Por Pedro Paunero
“El amor, el trabajo y el saber son las fuentes de nuestra vida.
También deberían gobernarla”
Wilhelm Reich.
“Para mí, aquel que ama o el que es más dependiente de una relación o de un amor es el derrotado. Esto va ligado a que el que menos ama tiene más poder, claro está. Para aceptar un sentimiento o un amor, se precisa una grandeza que la mayoría de la gente no tiene. Es por esta razón que en la mayoría de los casos estas situaciones resultan muy desagradables. Yo no sé de ninguna relación entre quienquiera que sea de la que pueda decir que se llevan bien.”
Rainer Werner Fassbinder.
Sobre la película “Te querré siempre” (aka. Viaje a Italia; Viaggio in Italia, 1954), de Roberto Rossellini, fue Jacques Rivette quien escribió “Abre una grieta en la historia del cine respecto al dolor por la muerte, que debía quedar atrás”. Godard añadió: “Rossellini demostró que para hacer un film, sólo se necesitan dos personas en un coche y una cámara”. Se refería a la libertad de rodar con medios casi documentales, más bien experimentales, que descubrían la ocasión y la aprovechaban. La “Nouvelle Vague”, el movimiento al que estos dos directores pertenecían, asimiló la técnica y la narrativa de “Te querré siempre”, película sobre el amor que, siempre, tiene fecha de caducidad y debe (¿debería, de verdad?) renovarse en el devenir cotidiano y anodino de las cosas.

▶ _Extractos del listado_:
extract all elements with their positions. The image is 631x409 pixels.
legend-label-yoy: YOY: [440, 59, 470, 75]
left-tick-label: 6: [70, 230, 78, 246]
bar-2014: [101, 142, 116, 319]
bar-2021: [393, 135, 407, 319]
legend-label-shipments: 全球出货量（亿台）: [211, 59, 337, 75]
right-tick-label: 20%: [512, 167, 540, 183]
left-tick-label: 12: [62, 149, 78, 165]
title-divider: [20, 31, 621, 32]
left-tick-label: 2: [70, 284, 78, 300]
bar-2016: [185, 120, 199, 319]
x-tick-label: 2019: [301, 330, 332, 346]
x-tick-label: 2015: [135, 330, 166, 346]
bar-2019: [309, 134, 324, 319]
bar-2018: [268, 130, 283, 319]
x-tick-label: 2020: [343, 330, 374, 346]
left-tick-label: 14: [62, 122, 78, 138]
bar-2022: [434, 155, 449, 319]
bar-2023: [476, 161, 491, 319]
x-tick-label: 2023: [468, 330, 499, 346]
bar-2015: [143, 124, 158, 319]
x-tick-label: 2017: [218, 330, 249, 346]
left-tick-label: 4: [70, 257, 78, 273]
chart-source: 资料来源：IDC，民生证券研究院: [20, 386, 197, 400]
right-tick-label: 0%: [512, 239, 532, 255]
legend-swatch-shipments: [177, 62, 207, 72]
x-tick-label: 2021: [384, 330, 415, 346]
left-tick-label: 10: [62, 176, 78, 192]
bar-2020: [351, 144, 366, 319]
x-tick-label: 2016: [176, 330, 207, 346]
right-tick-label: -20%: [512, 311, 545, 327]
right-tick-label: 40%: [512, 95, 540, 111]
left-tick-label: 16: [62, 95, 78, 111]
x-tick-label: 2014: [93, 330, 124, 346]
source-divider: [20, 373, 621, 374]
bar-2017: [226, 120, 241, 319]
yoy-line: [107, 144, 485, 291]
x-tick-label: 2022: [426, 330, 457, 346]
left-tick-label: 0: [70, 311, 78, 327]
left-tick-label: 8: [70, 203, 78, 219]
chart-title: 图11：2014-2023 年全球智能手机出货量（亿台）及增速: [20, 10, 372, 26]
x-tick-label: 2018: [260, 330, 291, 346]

▶ _Tarea escrita 1_: ¿Qué personas aparecen nombradas en el fragmento sobre la película de Rossellini? Enuméralas todas.
▶ _Tarea escrita 2_: Según la cita de Fassbinder en el fragmento, ¿por qué estas situaciones resultan muy desagradables en la mayoría de los casos?
▶ _Tarea escrita 3_:
Responde a partir del fragmento:
(a) ¿Qué año figura junto al título de la película de Rossellini?
(b) ¿A qué movimiento pertenecían Rivette y Godard?
(c) En la cita de Fassbinder, ¿quién tiene más poder?
El listado es un material independiente del fragmento.

▶ _Respuesta correcta 1_: Pedro Paunero, Wilhelm Reich, Rainer Werner Fassbinder, Roberto Rossellini, Jacques Rivette y Godard.

▶ _Respuesta correcta 2_: Porque para aceptar un sentimiento o un amor se precisa una grandeza que la mayoría de la gente no tiene.

▶ _Respuesta correcta 3_:
(a) 1954.
(b) A la "Nouvelle Vague".
(c) El que menos ama.